In the records that follow, locate every line with "match" and extract it.
━━━━
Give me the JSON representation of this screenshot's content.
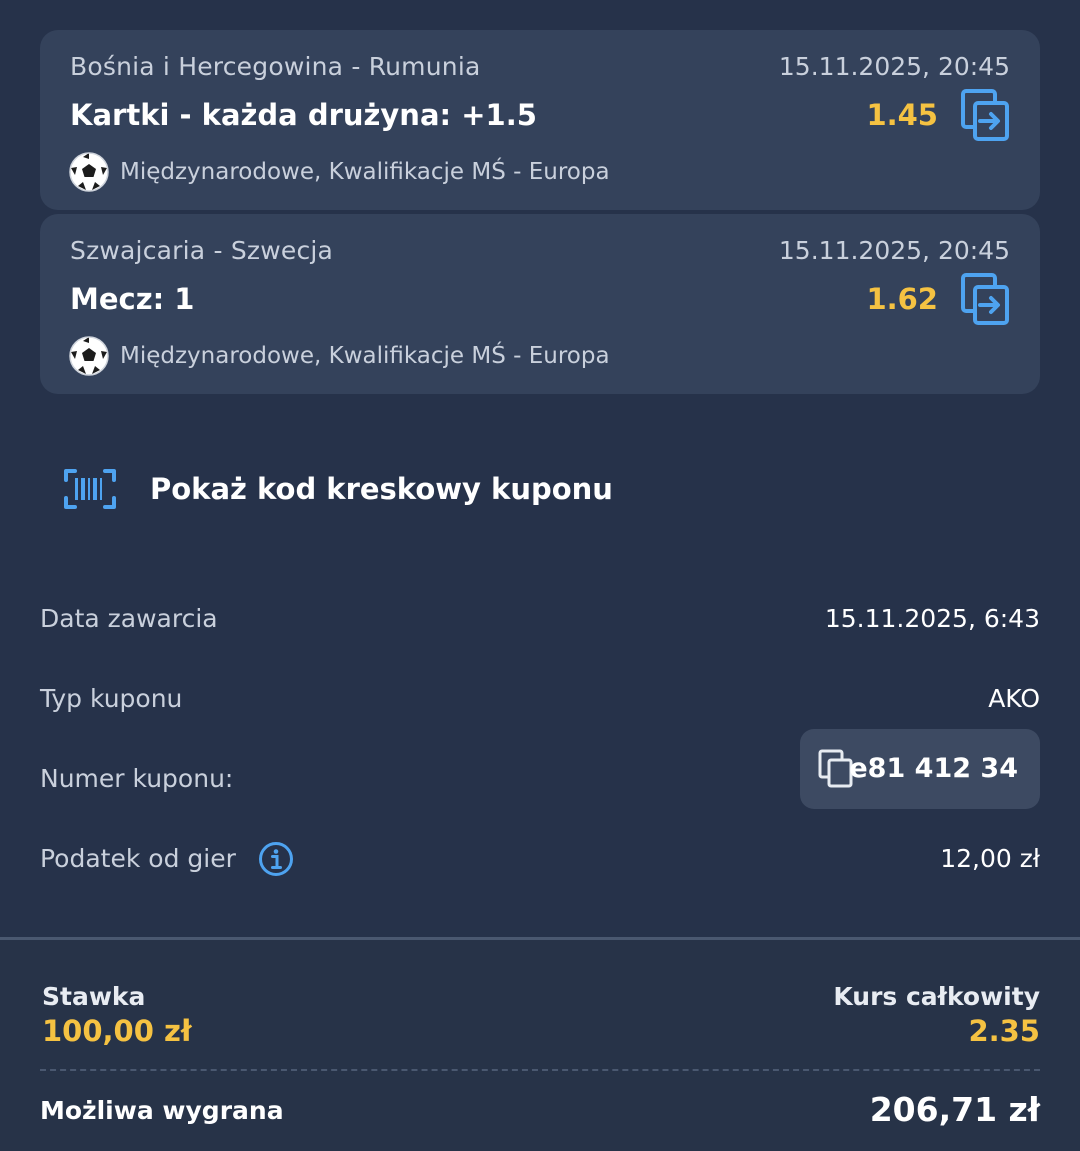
{
  "bets": [
    {
      "match": "Bośnia i Hercegowina - Rumunia",
      "date": "15.11.2025, 20:45",
      "market": "Kartki - każda drużyna: +1.5",
      "odds": "1.45",
      "league": "Międzynarodowe, Kwalifikacje MŚ - Europa",
      "sport_icon": "soccer-ball-icon",
      "action_icon": "copy-bet-icon"
    },
    {
      "match": "Szwajcaria - Szwecja",
      "date": "15.11.2025, 20:45",
      "market": "Mecz: 1",
      "odds": "1.62",
      "league": "Międzynarodowe, Kwalifikacje MŚ - Europa",
      "sport_icon": "soccer-ball-icon",
      "action_icon": "copy-bet-icon"
    }
  ],
  "barcode": {
    "label": "Pokaż kod kreskowy kuponu",
    "icon": "barcode-icon"
  },
  "details": {
    "date_label": "Data zawarcia",
    "date_value": "15.11.2025, 6:43",
    "type_label": "Typ kuponu",
    "type_value": "AKO",
    "number_label": "Numer kuponu:",
    "number_value": "e81 412 34",
    "tax_label": "Podatek od gier",
    "tax_value": "12,00 zł"
  },
  "summary": {
    "stake_label": "Stawka",
    "stake_value": "100,00 zł",
    "total_odds_label": "Kurs całkowity",
    "total_odds_value": "2.35",
    "win_label": "Możliwa wygrana",
    "win_value": "206,71 zł"
  },
  "colors": {
    "background": "#26324a",
    "card": "#34425b",
    "accent_yellow": "#f5c242",
    "accent_blue": "#4ea3f0"
  }
}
━━━━
- WRITTEN ANSWER:
      "match": "Bośnia i Hercegowina - Rumunia",
      "match": "Szwajcaria - Szwecja",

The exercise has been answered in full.